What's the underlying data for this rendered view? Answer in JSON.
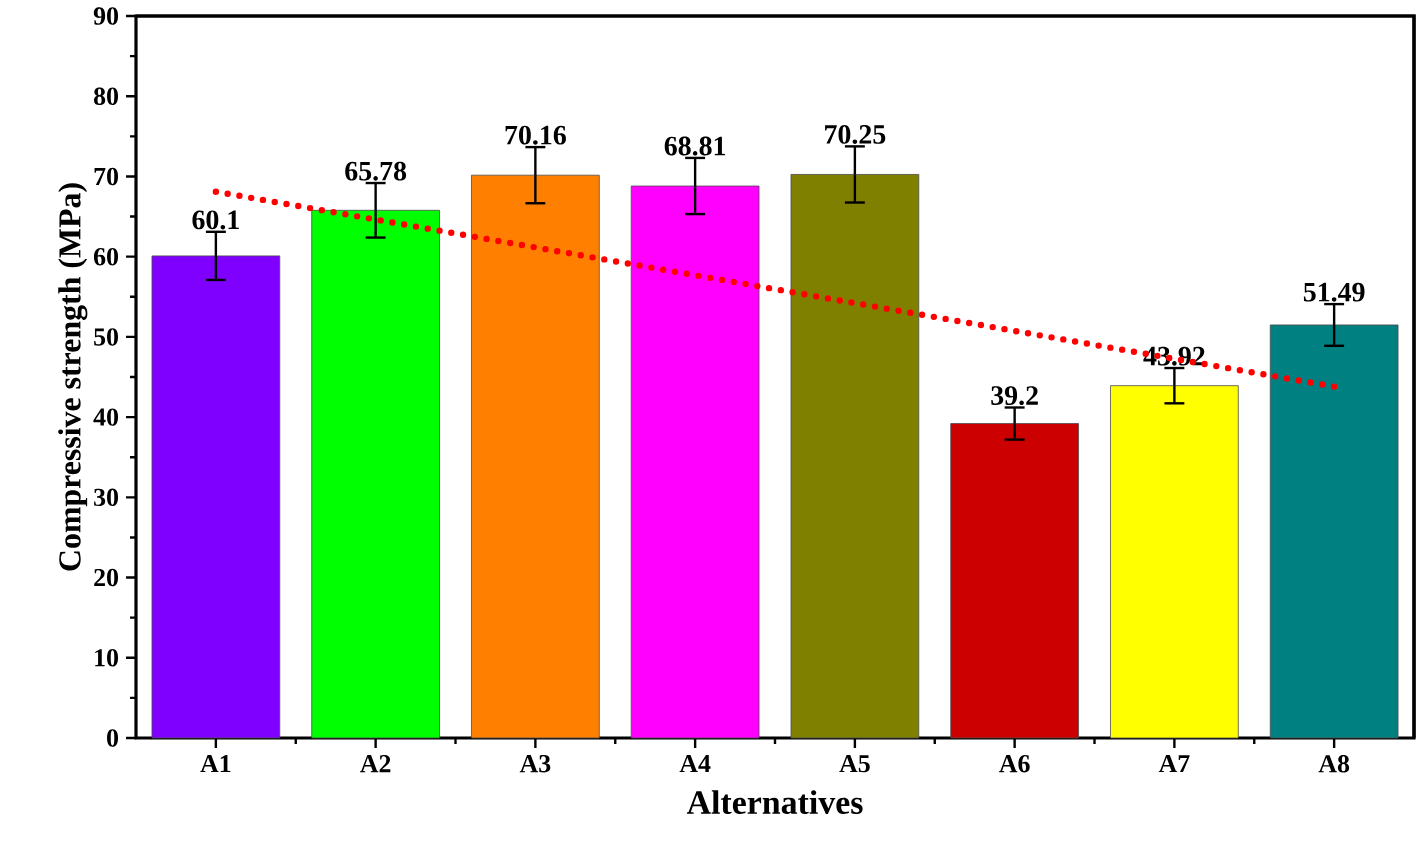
{
  "chart_data": {
    "type": "bar",
    "xlabel": "Alternatives",
    "ylabel": "Compressive strength (MPa)",
    "categories": [
      "A1",
      "A2",
      "A3",
      "A4",
      "A5",
      "A6",
      "A7",
      "A8"
    ],
    "values": [
      60.1,
      65.78,
      70.16,
      68.81,
      70.25,
      39.2,
      43.92,
      51.49
    ],
    "colors": [
      "#8000ff",
      "#00ff00",
      "#ff8000",
      "#ff00ff",
      "#808000",
      "#cc0000",
      "#ffff00",
      "#008080"
    ],
    "errors": [
      3.0,
      3.4,
      3.5,
      3.5,
      3.5,
      2.0,
      2.2,
      2.6
    ],
    "value_labels": [
      "60.1",
      "65.78",
      "70.16",
      "68.81",
      "70.25",
      "39.2",
      "43.92",
      "51.49"
    ],
    "series": [
      {
        "type": "line",
        "color": "#ff0000",
        "line_style": "dotted",
        "x": [
          "A1",
          "A8"
        ],
        "values": [
          68.1,
          43.8
        ]
      }
    ],
    "ylim": [
      0,
      90
    ],
    "yticks": [
      0,
      10,
      20,
      30,
      40,
      50,
      60,
      70,
      80,
      90
    ],
    "grid": false
  }
}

Task goal:
Repeat the material exactly as it reads, without any of its pictures.

Answer to this problem:
What's the underlying data for this rendered view? Answer in JSON.
{
  "chart_data": {
    "type": "bar",
    "xlabel": "Alternatives",
    "ylabel": "Compressive strength (MPa)",
    "categories": [
      "A1",
      "A2",
      "A3",
      "A4",
      "A5",
      "A6",
      "A7",
      "A8"
    ],
    "values": [
      60.1,
      65.78,
      70.16,
      68.81,
      70.25,
      39.2,
      43.92,
      51.49
    ],
    "colors": [
      "#8000ff",
      "#00ff00",
      "#ff8000",
      "#ff00ff",
      "#808000",
      "#cc0000",
      "#ffff00",
      "#008080"
    ],
    "errors": [
      3.0,
      3.4,
      3.5,
      3.5,
      3.5,
      2.0,
      2.2,
      2.6
    ],
    "value_labels": [
      "60.1",
      "65.78",
      "70.16",
      "68.81",
      "70.25",
      "39.2",
      "43.92",
      "51.49"
    ],
    "series": [
      {
        "type": "line",
        "color": "#ff0000",
        "line_style": "dotted",
        "x": [
          "A1",
          "A8"
        ],
        "values": [
          68.1,
          43.8
        ]
      }
    ],
    "ylim": [
      0,
      90
    ],
    "yticks": [
      0,
      10,
      20,
      30,
      40,
      50,
      60,
      70,
      80,
      90
    ],
    "grid": false
  }
}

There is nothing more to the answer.